- _Objective_:
Here are records with pictures in them. Copy all of them exactly and leave the pictures out.

- _Given data_:
_ _ _ _ _

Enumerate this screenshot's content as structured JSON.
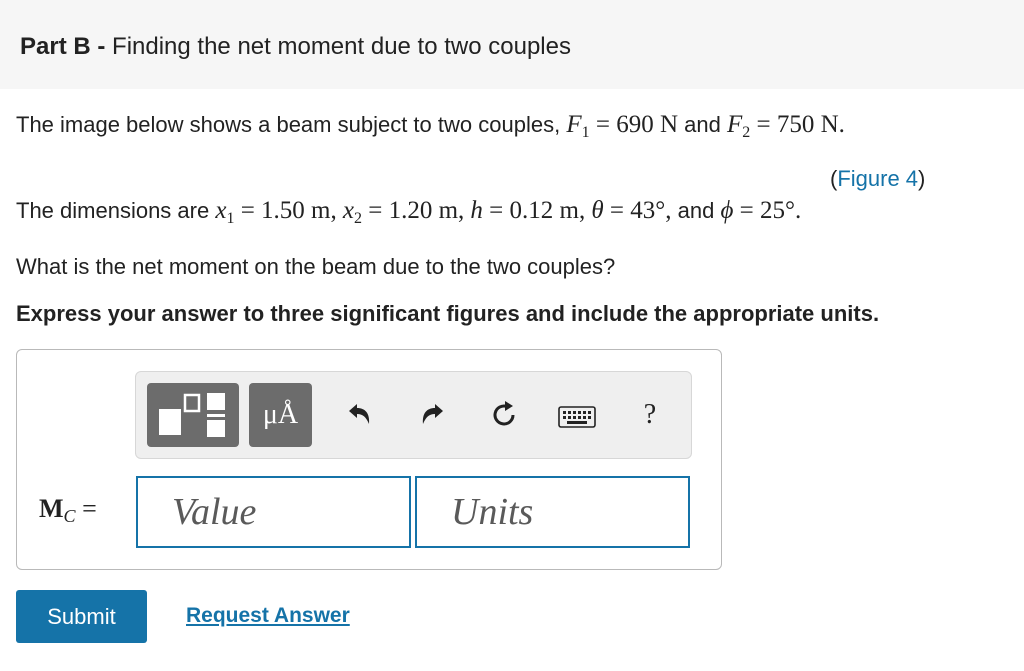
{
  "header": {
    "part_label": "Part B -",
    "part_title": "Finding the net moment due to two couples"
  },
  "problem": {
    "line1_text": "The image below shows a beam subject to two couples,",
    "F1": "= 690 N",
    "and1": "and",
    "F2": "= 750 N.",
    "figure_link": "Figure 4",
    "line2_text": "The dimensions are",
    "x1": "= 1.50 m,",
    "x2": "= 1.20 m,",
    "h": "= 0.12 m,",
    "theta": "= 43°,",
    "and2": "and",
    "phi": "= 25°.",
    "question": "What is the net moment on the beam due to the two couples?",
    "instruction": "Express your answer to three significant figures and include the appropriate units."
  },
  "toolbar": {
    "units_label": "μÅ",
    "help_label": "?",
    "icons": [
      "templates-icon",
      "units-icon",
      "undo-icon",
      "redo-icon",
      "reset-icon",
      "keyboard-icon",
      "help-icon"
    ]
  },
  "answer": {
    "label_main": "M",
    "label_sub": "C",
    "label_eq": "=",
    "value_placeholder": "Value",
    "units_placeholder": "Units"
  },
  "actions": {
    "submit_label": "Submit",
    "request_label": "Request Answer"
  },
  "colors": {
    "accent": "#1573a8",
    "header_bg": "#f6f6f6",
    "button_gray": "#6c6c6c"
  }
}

_ _ _ _ _

- _Solution to the exercise_:
Enumerate this screenshot's content as structured JSON.
{
  "header": {
    "part_label": "Part B -",
    "part_title": "Finding the net moment due to two couples"
  },
  "problem": {
    "line1_text": "The image below shows a beam subject to two couples,",
    "F1": "= 690 N",
    "and1": "and",
    "F2": "= 750 N.",
    "figure_link": "Figure 4",
    "line2_text": "The dimensions are",
    "x1": "= 1.50 m,",
    "x2": "= 1.20 m,",
    "h": "= 0.12 m,",
    "theta": "= 43°,",
    "and2": "and",
    "phi": "= 25°.",
    "question": "What is the net moment on the beam due to the two couples?",
    "instruction": "Express your answer to three significant figures and include the appropriate units."
  },
  "toolbar": {
    "units_label": "μÅ",
    "help_label": "?",
    "icons": [
      "templates-icon",
      "units-icon",
      "undo-icon",
      "redo-icon",
      "reset-icon",
      "keyboard-icon",
      "help-icon"
    ]
  },
  "answer": {
    "label_main": "M",
    "label_sub": "C",
    "label_eq": "=",
    "value_placeholder": "Value",
    "units_placeholder": "Units"
  },
  "actions": {
    "submit_label": "Submit",
    "request_label": "Request Answer"
  },
  "colors": {
    "accent": "#1573a8",
    "header_bg": "#f6f6f6",
    "button_gray": "#6c6c6c"
  }
}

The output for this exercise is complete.